_Goal_: Find the line containing "What text is on this page?". Quote it and every line after it, exactly, through the end; skip pictures.

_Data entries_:
────────────────────
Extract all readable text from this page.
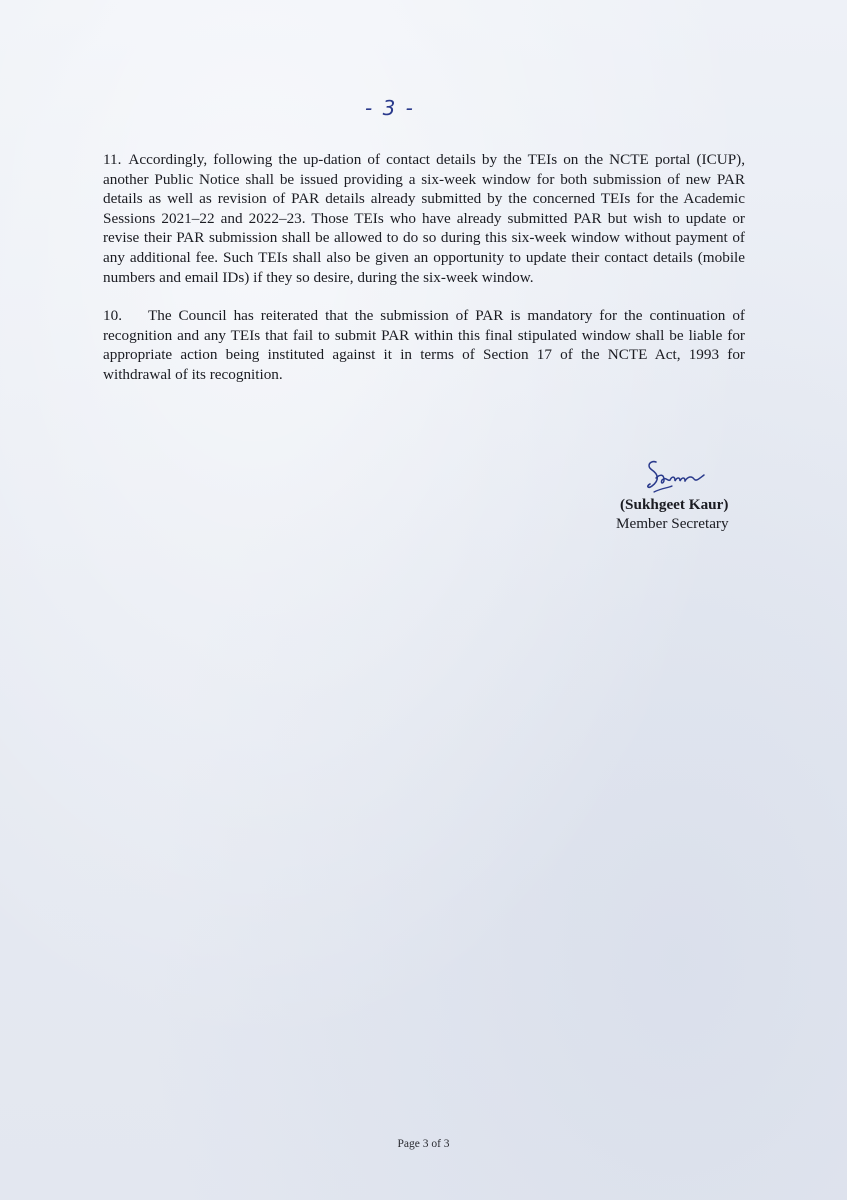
- 3 -

11. Accordingly, following the up-dation of contact details by the TEIs on the NCTE portal (ICUP), another Public Notice shall be issued providing a six-week window for both submission of new PAR details as well as revision of PAR details already submitted by the concerned TEIs for the Academic Sessions 2021–22 and 2022–23. Those TEIs who have already submitted PAR but wish to update or revise their PAR submission shall be allowed to do so during this six-week window without payment of any additional fee. Such TEIs shall also be given an opportunity to update their contact details (mobile numbers and email IDs) if they so desire, during the six-week window.

10. The Council has reiterated that the submission of PAR is mandatory for the continuation of recognition and any TEIs that fail to submit PAR within this final stipulated window shall be liable for appropriate action being instituted against it in terms of Section 17 of the NCTE Act, 1993 for withdrawal of its recognition.

(Sukhgeet Kaur)
Member Secretary
Page 3 of 3
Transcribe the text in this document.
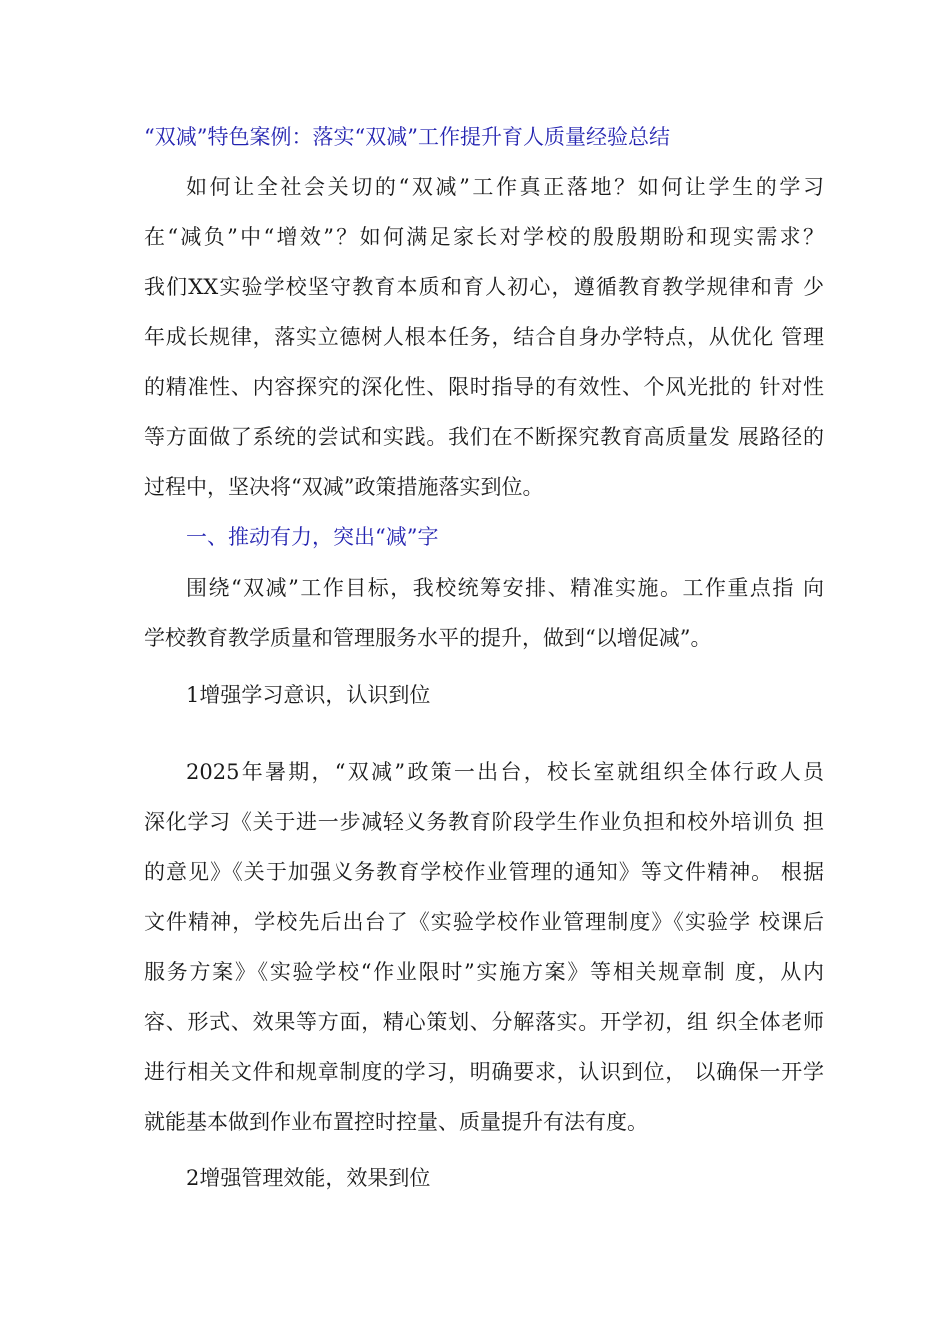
“双减”特色案例：落实“双减”工作提升育人质量经验总结
如何让全社会关切的“双减”工作真正落地？如何让学生的学习
在“减负”中“增效”？如何满足家长对学校的殷殷期盼和现实需求？
我们XX实验学校坚守教育本质和育人初心，遵循教育教学规律和青 少
年成长规律，落实立德树人根本任务，结合自身办学特点，从优化 管理
的精准性、内容探究的深化性、限时指导的有效性、个风光批的 针对性
等方面做了系统的尝试和实践。我们在不断探究教育高质量发 展路径的
过程中，坚决将“双减”政策措施落实到位。
一、推动有力，突出“减”字
围绕“双减”工作目标，我校统筹安排、精准实施。工作重点指 向
学校教育教学质量和管理服务水平的提升，做到“以增促减”。
1增强学习意识，认识到位
2025年暑期，“双减”政策一出台，校长室就组织全体行政人员
深化学习《关于进一步减轻义务教育阶段学生作业负担和校外培训负 担
的意见》《关于加强义务教育学校作业管理的通知》等文件精神。 根据
文件精神，学校先后出台了《实验学校作业管理制度》《实验学 校课后
服务方案》《实验学校“作业限时”实施方案》等相关规章制 度，从内
容、形式、效果等方面，精心策划、分解落实。开学初，组 织全体老师
进行相关文件和规章制度的学习，明确要求，认识到位， 以确保一开学
就能基本做到作业布置控时控量、质量提升有法有度。
2增强管理效能，效果到位
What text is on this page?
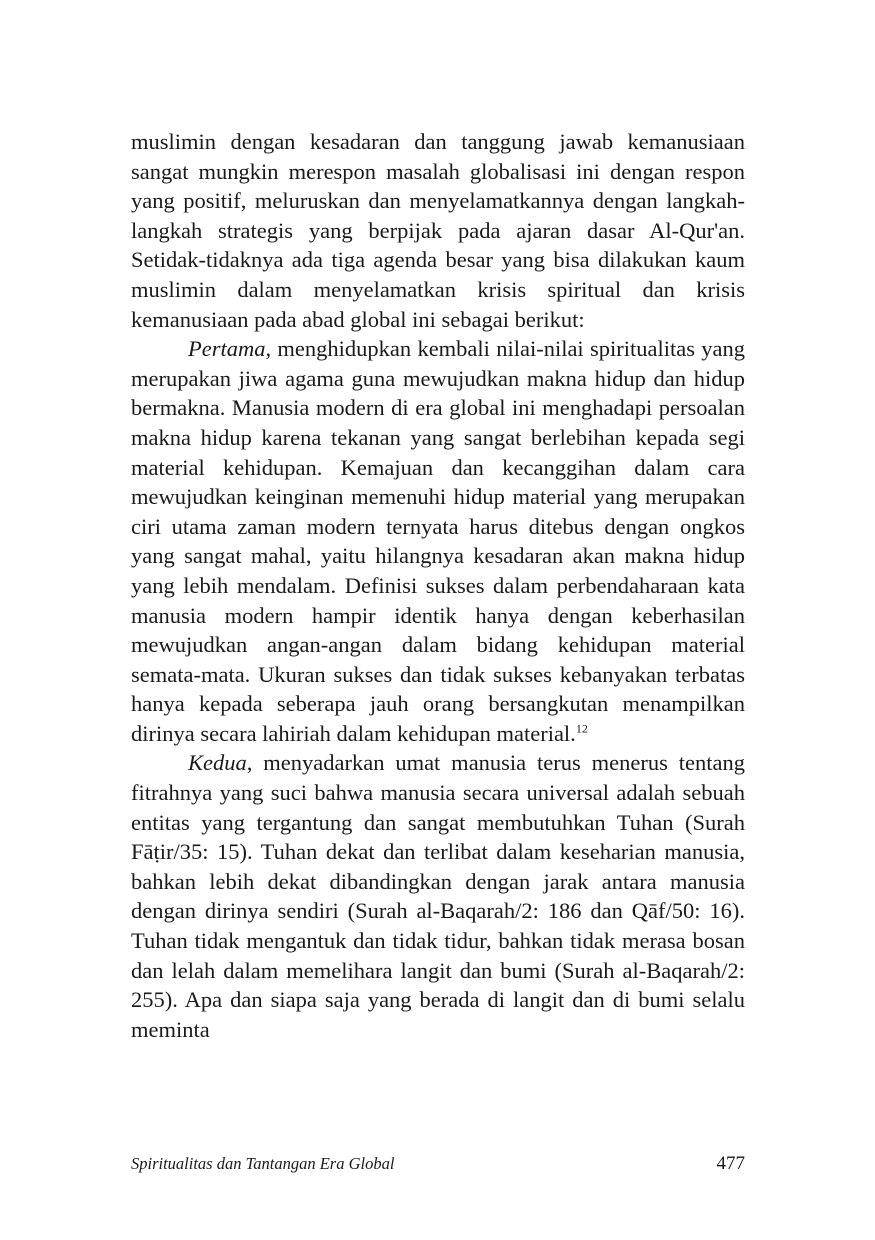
muslimin dengan kesadaran dan tanggung jawab kemanusiaan sangat mungkin merespon masalah globalisasi ini dengan respon yang positif, meluruskan dan menyelamatkannya dengan langkah-langkah strategis yang berpijak pada ajaran dasar Al-Qur'an. Setidak-tidaknya ada tiga agenda besar yang bisa dilakukan kaum muslimin dalam menyelamatkan krisis spiritual dan krisis kemanusiaan pada abad global ini sebagai berikut:

Pertama, menghidupkan kembali nilai-nilai spiritualitas yang merupakan jiwa agama guna mewujudkan makna hidup dan hidup bermakna. Manusia modern di era global ini menghadapi persoalan makna hidup karena tekanan yang sangat berlebihan kepada segi material kehidupan. Kemajuan dan kecanggihan dalam cara mewujudkan keinginan memenuhi hidup material yang merupakan ciri utama zaman modern ternyata harus ditebus dengan ongkos yang sangat mahal, yaitu hilangnya kesadaran akan makna hidup yang lebih mendalam. Definisi sukses dalam perbendaharaan kata manusia modern hampir identik hanya dengan keberhasilan mewujudkan angan-angan dalam bidang kehidupan material semata-mata. Ukuran sukses dan tidak sukses kebanyakan terbatas hanya kepada seberapa jauh orang bersangkutan menampilkan dirinya secara lahiriah dalam kehidupan material.$^{12}$

Kedua, menyadarkan umat manusia terus menerus tentang fitrahnya yang suci bahwa manusia secara universal adalah sebuah entitas yang tergantung dan sangat membutuhkan Tuhan (Surah Fāṭir/35: 15). Tuhan dekat dan terlibat dalam keseharian manusia, bahkan lebih dekat dibandingkan dengan jarak antara manusia dengan dirinya sendiri (Surah al-Baqarah/2: 186 dan Qāf/50: 16). Tuhan tidak mengantuk dan tidak tidur, bahkan tidak merasa bosan dan lelah dalam memelihara langit dan bumi (Surah al-Baqarah/2: 255). Apa dan siapa saja yang berada di langit dan di bumi selalu meminta

Spiritualitas dan Tantangan Era Global	477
────────────────────
_Task result_:
What text is on this page?
muslimin dengan kesadaran dan tanggung jawab kemanusiaan sangat mungkin merespon masalah globalisasi ini dengan respon yang positif, meluruskan dan menyelamatkannya dengan langkah-langkah strategis yang berpijak pada ajaran dasar Al-Qur'an. Setidak-tidaknya ada tiga agenda besar yang bisa dilakukan kaum muslimin dalam menyelamatkan krisis spiritual dan krisis kemanusiaan pada abad global ini sebagai berikut:

Pertama, menghidupkan kembali nilai-nilai spiritualitas yang merupakan jiwa agama guna mewujudkan makna hidup dan hidup bermakna. Manusia modern di era global ini menghadapi persoalan makna hidup karena tekanan yang sangat berlebihan kepada segi material kehidupan. Kemajuan dan kecanggihan dalam cara mewujudkan keinginan memenuhi hidup material yang merupakan ciri utama zaman modern ternyata harus ditebus dengan ongkos yang sangat mahal, yaitu hilangnya kesadaran akan makna hidup yang lebih mendalam. Definisi sukses dalam perbendaharaan kata manusia modern hampir identik hanya dengan keberhasilan mewujudkan angan-angan dalam bidang kehidupan material semata-mata. Ukuran sukses dan tidak sukses kebanyakan terbatas hanya kepada seberapa jauh orang bersangkutan menampilkan dirinya secara lahiriah dalam kehidupan material.$^{12}$

Kedua, menyadarkan umat manusia terus menerus tentang fitrahnya yang suci bahwa manusia secara universal adalah sebuah entitas yang tergantung dan sangat membutuhkan Tuhan (Surah Fāṭir/35: 15). Tuhan dekat dan terlibat dalam keseharian manusia, bahkan lebih dekat dibandingkan dengan jarak antara manusia dengan dirinya sendiri (Surah al-Baqarah/2: 186 dan Qāf/50: 16). Tuhan tidak mengantuk dan tidak tidur, bahkan tidak merasa bosan dan lelah dalam memelihara langit dan bumi (Surah al-Baqarah/2: 255). Apa dan siapa saja yang berada di langit dan di bumi selalu meminta

Spiritualitas dan Tantangan Era Global	477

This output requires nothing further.